### Directive
Print verbatim every line starting at the one that contains "What data populates" and ending at the final line of the records; include both endpoints.

### Source data
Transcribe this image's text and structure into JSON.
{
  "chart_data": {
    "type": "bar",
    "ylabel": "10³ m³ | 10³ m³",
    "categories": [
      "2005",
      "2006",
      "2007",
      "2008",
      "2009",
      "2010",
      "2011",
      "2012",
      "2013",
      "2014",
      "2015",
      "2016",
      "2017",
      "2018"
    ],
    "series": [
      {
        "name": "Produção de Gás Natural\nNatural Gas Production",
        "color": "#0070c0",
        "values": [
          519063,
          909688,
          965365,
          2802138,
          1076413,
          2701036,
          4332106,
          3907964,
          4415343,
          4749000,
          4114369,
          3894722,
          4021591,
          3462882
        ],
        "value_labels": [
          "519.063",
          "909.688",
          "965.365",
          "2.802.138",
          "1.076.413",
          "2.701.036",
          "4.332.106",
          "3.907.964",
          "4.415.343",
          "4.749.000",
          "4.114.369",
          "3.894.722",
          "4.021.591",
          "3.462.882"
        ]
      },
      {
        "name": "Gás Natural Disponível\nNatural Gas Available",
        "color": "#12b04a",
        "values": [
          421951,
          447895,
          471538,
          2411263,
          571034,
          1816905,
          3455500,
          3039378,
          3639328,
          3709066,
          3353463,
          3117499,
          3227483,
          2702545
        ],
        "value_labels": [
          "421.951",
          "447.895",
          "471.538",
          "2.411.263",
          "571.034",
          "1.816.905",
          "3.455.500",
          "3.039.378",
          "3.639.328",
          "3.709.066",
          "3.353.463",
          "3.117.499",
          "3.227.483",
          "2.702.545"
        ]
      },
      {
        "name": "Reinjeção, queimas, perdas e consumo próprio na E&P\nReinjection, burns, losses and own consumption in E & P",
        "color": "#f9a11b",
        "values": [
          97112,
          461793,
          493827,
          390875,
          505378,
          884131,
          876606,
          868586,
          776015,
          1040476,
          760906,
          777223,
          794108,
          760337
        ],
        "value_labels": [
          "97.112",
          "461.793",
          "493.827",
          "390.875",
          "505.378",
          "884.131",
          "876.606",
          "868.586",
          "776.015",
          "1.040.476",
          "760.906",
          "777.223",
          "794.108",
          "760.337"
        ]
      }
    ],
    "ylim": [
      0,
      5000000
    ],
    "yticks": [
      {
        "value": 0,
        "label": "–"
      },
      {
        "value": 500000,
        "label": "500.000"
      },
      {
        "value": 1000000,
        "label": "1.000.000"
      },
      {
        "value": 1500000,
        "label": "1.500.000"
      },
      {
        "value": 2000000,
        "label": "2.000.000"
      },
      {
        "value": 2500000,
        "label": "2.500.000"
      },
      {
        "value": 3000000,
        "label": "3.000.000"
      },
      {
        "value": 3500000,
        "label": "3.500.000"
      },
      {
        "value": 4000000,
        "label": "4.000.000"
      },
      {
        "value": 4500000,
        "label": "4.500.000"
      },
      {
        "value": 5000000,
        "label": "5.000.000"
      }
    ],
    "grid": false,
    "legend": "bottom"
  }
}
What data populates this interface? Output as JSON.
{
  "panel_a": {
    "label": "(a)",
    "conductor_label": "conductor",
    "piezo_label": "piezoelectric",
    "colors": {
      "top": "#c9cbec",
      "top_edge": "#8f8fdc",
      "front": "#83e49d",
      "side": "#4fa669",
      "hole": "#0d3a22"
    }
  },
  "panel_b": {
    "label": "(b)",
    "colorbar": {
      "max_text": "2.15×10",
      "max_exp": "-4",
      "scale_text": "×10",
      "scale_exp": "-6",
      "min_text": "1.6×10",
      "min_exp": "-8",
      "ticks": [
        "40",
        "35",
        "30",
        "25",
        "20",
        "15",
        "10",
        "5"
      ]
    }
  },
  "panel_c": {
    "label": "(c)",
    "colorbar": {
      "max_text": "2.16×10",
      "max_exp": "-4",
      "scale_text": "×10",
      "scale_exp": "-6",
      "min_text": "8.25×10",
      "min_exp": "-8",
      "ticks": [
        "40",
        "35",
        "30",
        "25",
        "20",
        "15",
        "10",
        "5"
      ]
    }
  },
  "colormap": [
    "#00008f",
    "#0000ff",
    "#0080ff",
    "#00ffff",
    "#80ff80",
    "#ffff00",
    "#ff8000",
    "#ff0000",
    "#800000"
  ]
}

### The result
What data populates this interface? Output as JSON.
{
  "panel_a": {
    "label": "(a)",
    "conductor_label": "conductor",
    "piezo_label": "piezoelectric",
    "colors": {
      "top": "#c9cbec",
      "top_edge": "#8f8fdc",
      "front": "#83e49d",
      "side": "#4fa669",
      "hole": "#0d3a22"
    }
  },
  "panel_b": {
    "label": "(b)",
    "colorbar": {
      "max_text": "2.15×10",
      "max_exp": "-4",
      "scale_text": "×10",
      "scale_exp": "-6",
      "min_text": "1.6×10",
      "min_exp": "-8",
      "ticks": [
        "40",
        "35",
        "30",
        "25",
        "20",
        "15",
        "10",
        "5"
      ]
    }
  },
  "panel_c": {
    "label": "(c)",
    "colorbar": {
      "max_text": "2.16×10",
      "max_exp": "-4",
      "scale_text": "×10",
      "scale_exp": "-6",
      "min_text": "8.25×10",
      "min_exp": "-8",
      "ticks": [
        "40",
        "35",
        "30",
        "25",
        "20",
        "15",
        "10",
        "5"
      ]
    }
  },
  "colormap": [
    "#00008f",
    "#0000ff",
    "#0080ff",
    "#00ffff",
    "#80ff80",
    "#ffff00",
    "#ff8000",
    "#ff0000",
    "#800000"
  ]
}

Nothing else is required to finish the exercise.